- TASK
Repeat the records in full and exactly, omitting pictures.

- MATERIAL FOR THIS EXERCISE
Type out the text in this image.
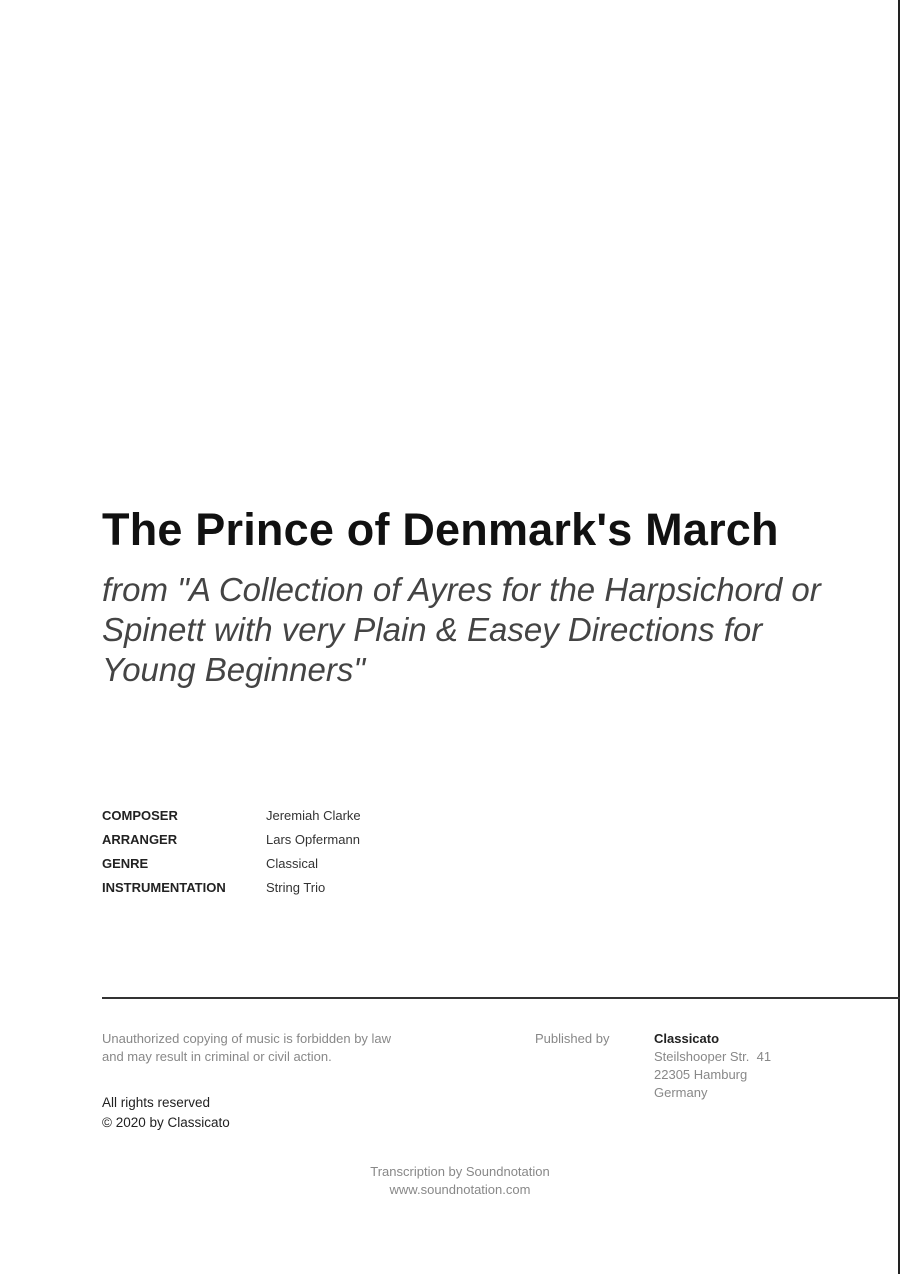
The Prince of Denmark's March

from "A Collection of Ayres for the Harpsichord or Spinett with very Plain & Easey Directions for Young Beginners"

COMPOSER	Jeremiah Clarke
ARRANGER	Lars Opfermann
GENRE	Classical
INSTRUMENTATION	String Trio
Unauthorized copying of music is forbidden by law
and may result in criminal or civil action.
All rights reserved
© 2020 by Classicato
Published by	Classicato
Steilshooper Str.  41
22305 Hamburg
Germany
Transcription by Soundnotation
www.soundnotation.com
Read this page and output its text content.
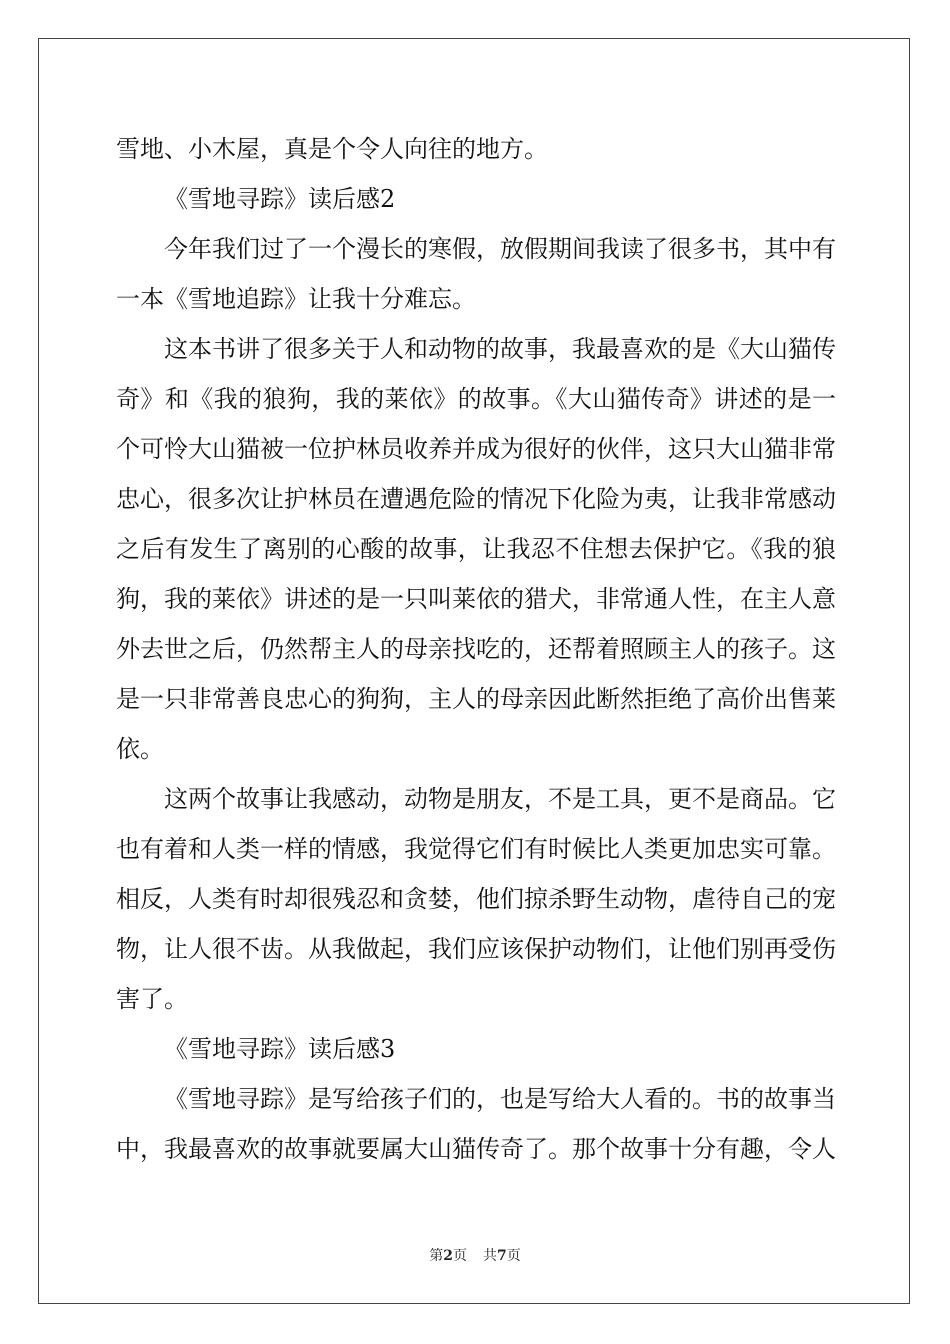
雪地、小木屋，真是个令人向往的地方。
《雪地寻踪》读后感2
今年我们过了一个漫长的寒假，放假期间我读了很多书，其中有
一本《雪地追踪》让我十分难忘。
这本书讲了很多关于人和动物的故事，我最喜欢的是《大山猫传
奇》和《我的狼狗，我的莱依》的故事。《大山猫传奇》讲述的是一
个可怜大山猫被一位护林员收养并成为很好的伙伴，这只大山猫非常
忠心，很多次让护林员在遭遇危险的情况下化险为夷，让我非常感动
之后有发生了离别的心酸的故事，让我忍不住想去保护它。《我的狼
狗，我的莱依》讲述的是一只叫莱依的猎犬，非常通人性，在主人意
外去世之后，仍然帮主人的母亲找吃的，还帮着照顾主人的孩子。这
是一只非常善良忠心的狗狗，主人的母亲因此断然拒绝了高价出售莱
依。
这两个故事让我感动，动物是朋友，不是工具，更不是商品。它
也有着和人类一样的情感，我觉得它们有时候比人类更加忠实可靠。
相反，人类有时却很残忍和贪婪，他们掠杀野生动物，虐待自己的宠
物，让人很不齿。从我做起，我们应该保护动物们，让他们别再受伤
害了。
《雪地寻踪》读后感3
《雪地寻踪》是写给孩子们的，也是写给大人看的。书的故事当
中，我最喜欢的故事就要属大山猫传奇了。那个故事十分有趣，令人
第2页 共7页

- TASK RESULT
Type out the text in this image.
The Prince of Denmark's March

from "A Collection of Ayres for the Harpsichord or Spinett with very Plain & Easey Directions for Young Beginners"

COMPOSER	Jeremiah Clarke
ARRANGER	Lars Opfermann
GENRE	Classical
INSTRUMENTATION	String Trio
Unauthorized copying of music is forbidden by law
and may result in criminal or civil action.
All rights reserved
© 2020 by Classicato
Published by	Classicato
Steilshooper Str.  41
22305 Hamburg
Germany
Transcription by Soundnotation
www.soundnotation.com
Read this page and output its text content.
雪地、小木屋，真是个令人向往的地方。
《雪地寻踪》读后感2
今年我们过了一个漫长的寒假，放假期间我读了很多书，其中有
一本《雪地追踪》让我十分难忘。
这本书讲了很多关于人和动物的故事，我最喜欢的是《大山猫传
奇》和《我的狼狗，我的莱依》的故事。《大山猫传奇》讲述的是一
个可怜大山猫被一位护林员收养并成为很好的伙伴，这只大山猫非常
忠心，很多次让护林员在遭遇危险的情况下化险为夷，让我非常感动
之后有发生了离别的心酸的故事，让我忍不住想去保护它。《我的狼
狗，我的莱依》讲述的是一只叫莱依的猎犬，非常通人性，在主人意
外去世之后，仍然帮主人的母亲找吃的，还帮着照顾主人的孩子。这
是一只非常善良忠心的狗狗，主人的母亲因此断然拒绝了高价出售莱
依。
这两个故事让我感动，动物是朋友，不是工具，更不是商品。它
也有着和人类一样的情感，我觉得它们有时候比人类更加忠实可靠。
相反，人类有时却很残忍和贪婪，他们掠杀野生动物，虐待自己的宠
物，让人很不齿。从我做起，我们应该保护动物们，让他们别再受伤
害了。
《雪地寻踪》读后感3
《雪地寻踪》是写给孩子们的，也是写给大人看的。书的故事当
中，我最喜欢的故事就要属大山猫传奇了。那个故事十分有趣，令人
第2页 共7页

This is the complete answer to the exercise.